Work to complete ->
Find the lines with the string "this" and return them.

Records supplied ->
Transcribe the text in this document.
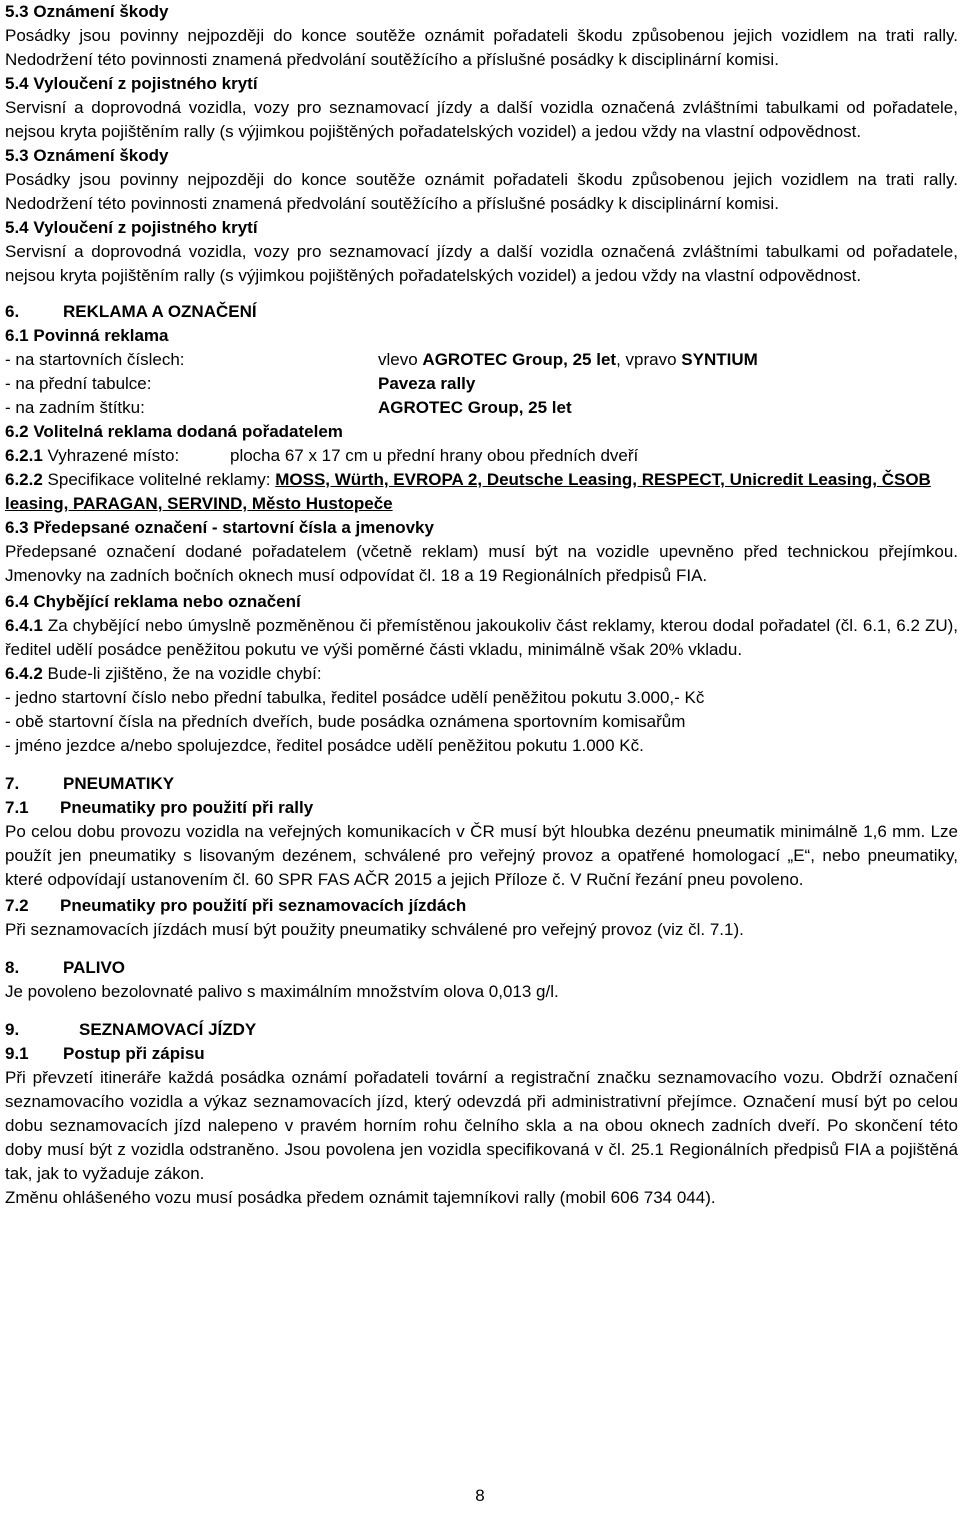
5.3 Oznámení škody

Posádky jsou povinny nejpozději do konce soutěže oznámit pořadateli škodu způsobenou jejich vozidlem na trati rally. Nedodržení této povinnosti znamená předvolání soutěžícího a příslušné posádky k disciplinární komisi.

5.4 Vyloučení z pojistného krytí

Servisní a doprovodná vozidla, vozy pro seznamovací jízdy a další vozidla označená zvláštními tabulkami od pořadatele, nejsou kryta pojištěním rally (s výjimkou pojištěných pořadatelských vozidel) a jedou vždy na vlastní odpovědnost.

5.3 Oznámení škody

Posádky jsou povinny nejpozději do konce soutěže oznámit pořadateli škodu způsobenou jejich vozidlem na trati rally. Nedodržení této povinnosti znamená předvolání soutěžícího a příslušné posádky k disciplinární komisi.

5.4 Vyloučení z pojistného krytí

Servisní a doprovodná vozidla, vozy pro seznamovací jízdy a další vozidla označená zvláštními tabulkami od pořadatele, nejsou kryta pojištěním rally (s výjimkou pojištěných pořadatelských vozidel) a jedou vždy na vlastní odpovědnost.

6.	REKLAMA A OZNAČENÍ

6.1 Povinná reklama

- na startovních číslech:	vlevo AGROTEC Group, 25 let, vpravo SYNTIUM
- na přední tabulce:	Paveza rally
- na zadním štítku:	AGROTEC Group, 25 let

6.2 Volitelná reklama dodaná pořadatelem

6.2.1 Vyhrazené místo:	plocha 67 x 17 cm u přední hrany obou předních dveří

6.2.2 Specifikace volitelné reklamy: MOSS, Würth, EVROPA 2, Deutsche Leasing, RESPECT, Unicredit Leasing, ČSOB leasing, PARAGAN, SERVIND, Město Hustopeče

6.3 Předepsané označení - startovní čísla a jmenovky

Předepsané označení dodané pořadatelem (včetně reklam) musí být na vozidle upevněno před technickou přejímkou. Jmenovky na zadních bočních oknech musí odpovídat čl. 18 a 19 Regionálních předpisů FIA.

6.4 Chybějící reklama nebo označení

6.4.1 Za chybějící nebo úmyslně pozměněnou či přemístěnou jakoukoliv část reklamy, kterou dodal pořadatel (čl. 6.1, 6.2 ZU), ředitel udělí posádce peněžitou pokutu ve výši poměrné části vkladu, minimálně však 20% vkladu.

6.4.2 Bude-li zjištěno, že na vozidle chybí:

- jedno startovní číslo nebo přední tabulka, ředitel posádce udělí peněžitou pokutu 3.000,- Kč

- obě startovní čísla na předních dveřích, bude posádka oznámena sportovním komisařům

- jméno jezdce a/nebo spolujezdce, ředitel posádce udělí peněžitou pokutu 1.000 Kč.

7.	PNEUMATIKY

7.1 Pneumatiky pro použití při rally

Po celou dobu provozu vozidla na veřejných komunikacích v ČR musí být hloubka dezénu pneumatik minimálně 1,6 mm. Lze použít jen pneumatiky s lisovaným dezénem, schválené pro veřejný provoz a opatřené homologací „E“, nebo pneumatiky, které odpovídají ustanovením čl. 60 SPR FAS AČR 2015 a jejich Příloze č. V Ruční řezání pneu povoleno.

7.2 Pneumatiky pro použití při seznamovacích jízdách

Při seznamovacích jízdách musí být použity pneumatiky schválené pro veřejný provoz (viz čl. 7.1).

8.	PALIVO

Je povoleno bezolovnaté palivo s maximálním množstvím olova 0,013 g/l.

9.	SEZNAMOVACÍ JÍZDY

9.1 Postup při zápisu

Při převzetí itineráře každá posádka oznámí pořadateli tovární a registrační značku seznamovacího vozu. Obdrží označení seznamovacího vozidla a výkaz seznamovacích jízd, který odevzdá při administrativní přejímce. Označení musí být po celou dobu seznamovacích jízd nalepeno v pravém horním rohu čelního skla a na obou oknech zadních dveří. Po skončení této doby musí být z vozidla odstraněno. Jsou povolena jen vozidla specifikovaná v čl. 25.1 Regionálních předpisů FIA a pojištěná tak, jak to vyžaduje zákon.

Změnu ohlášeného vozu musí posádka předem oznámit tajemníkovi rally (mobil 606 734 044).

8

...

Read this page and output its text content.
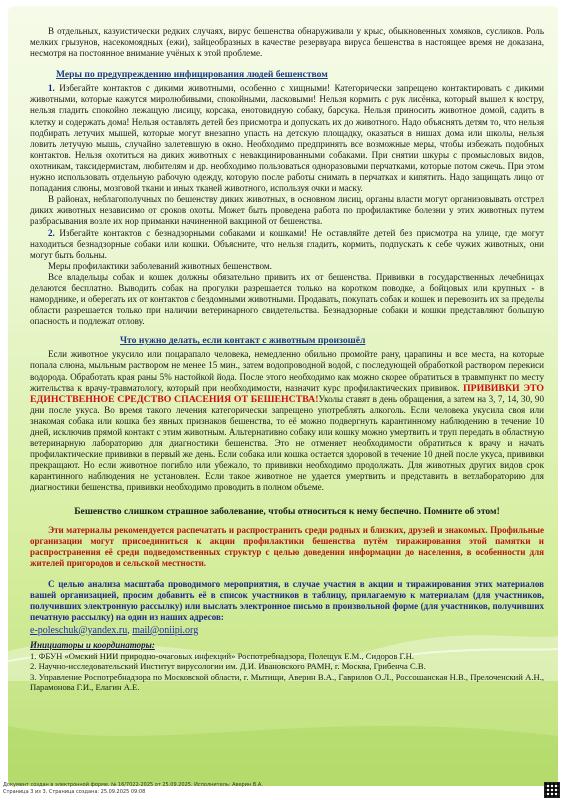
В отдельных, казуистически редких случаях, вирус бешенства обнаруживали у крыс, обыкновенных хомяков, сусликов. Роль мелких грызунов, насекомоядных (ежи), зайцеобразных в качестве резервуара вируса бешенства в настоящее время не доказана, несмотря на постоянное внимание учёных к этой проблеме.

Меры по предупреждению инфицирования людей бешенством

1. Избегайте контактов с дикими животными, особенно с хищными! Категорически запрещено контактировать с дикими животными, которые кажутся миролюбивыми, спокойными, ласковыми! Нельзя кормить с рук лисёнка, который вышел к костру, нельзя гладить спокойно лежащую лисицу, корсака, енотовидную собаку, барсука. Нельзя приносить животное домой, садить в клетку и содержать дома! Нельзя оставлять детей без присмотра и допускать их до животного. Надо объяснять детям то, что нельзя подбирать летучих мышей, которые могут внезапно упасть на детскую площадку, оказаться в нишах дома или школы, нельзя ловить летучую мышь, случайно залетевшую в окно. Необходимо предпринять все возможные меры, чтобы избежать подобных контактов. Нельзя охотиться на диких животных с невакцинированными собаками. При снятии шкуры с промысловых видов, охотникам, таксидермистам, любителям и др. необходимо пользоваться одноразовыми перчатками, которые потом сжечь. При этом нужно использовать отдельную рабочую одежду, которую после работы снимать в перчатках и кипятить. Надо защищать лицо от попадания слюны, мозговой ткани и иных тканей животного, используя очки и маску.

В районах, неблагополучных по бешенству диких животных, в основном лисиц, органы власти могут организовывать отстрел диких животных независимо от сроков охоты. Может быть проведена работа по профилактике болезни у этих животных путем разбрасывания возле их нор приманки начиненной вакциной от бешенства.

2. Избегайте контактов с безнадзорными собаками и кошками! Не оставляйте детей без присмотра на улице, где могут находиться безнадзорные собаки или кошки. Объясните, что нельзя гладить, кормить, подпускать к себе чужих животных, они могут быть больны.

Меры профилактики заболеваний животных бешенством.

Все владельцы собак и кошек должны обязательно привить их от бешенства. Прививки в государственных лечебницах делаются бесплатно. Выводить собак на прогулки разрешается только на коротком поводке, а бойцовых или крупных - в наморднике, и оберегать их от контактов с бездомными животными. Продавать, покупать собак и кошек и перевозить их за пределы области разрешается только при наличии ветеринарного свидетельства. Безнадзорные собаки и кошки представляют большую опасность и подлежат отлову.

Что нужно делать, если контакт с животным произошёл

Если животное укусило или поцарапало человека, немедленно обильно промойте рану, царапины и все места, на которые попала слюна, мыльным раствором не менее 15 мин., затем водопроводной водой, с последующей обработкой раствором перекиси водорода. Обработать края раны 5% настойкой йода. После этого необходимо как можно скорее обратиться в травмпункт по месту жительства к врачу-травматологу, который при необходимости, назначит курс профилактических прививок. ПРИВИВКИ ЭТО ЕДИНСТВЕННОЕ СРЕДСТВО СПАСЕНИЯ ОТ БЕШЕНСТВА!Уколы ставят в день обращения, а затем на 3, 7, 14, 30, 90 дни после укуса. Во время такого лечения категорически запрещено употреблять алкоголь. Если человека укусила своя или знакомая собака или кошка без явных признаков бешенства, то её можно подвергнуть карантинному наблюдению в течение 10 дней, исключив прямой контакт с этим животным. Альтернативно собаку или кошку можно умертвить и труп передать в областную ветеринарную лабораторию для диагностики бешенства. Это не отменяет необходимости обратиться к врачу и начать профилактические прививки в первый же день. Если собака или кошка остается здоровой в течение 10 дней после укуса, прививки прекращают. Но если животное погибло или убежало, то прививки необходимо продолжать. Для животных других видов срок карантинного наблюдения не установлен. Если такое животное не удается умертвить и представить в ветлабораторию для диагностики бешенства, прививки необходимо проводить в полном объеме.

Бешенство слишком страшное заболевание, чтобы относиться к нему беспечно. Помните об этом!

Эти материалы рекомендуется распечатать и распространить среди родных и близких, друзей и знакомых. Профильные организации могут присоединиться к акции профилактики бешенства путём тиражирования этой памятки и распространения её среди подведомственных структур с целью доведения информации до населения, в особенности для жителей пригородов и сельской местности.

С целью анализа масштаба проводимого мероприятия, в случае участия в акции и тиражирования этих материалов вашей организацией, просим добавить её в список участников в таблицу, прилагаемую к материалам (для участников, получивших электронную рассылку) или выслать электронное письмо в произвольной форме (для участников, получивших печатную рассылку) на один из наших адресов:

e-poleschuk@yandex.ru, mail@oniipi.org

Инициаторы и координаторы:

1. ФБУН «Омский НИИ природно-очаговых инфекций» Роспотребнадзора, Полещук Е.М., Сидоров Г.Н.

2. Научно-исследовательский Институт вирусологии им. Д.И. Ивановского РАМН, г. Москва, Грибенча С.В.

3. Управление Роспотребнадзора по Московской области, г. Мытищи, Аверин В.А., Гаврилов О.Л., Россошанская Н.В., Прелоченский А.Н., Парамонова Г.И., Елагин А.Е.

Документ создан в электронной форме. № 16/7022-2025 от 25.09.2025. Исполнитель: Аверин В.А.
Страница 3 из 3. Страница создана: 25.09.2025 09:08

The response ->
Transcribe the text in this document.
Read this page and output its text content.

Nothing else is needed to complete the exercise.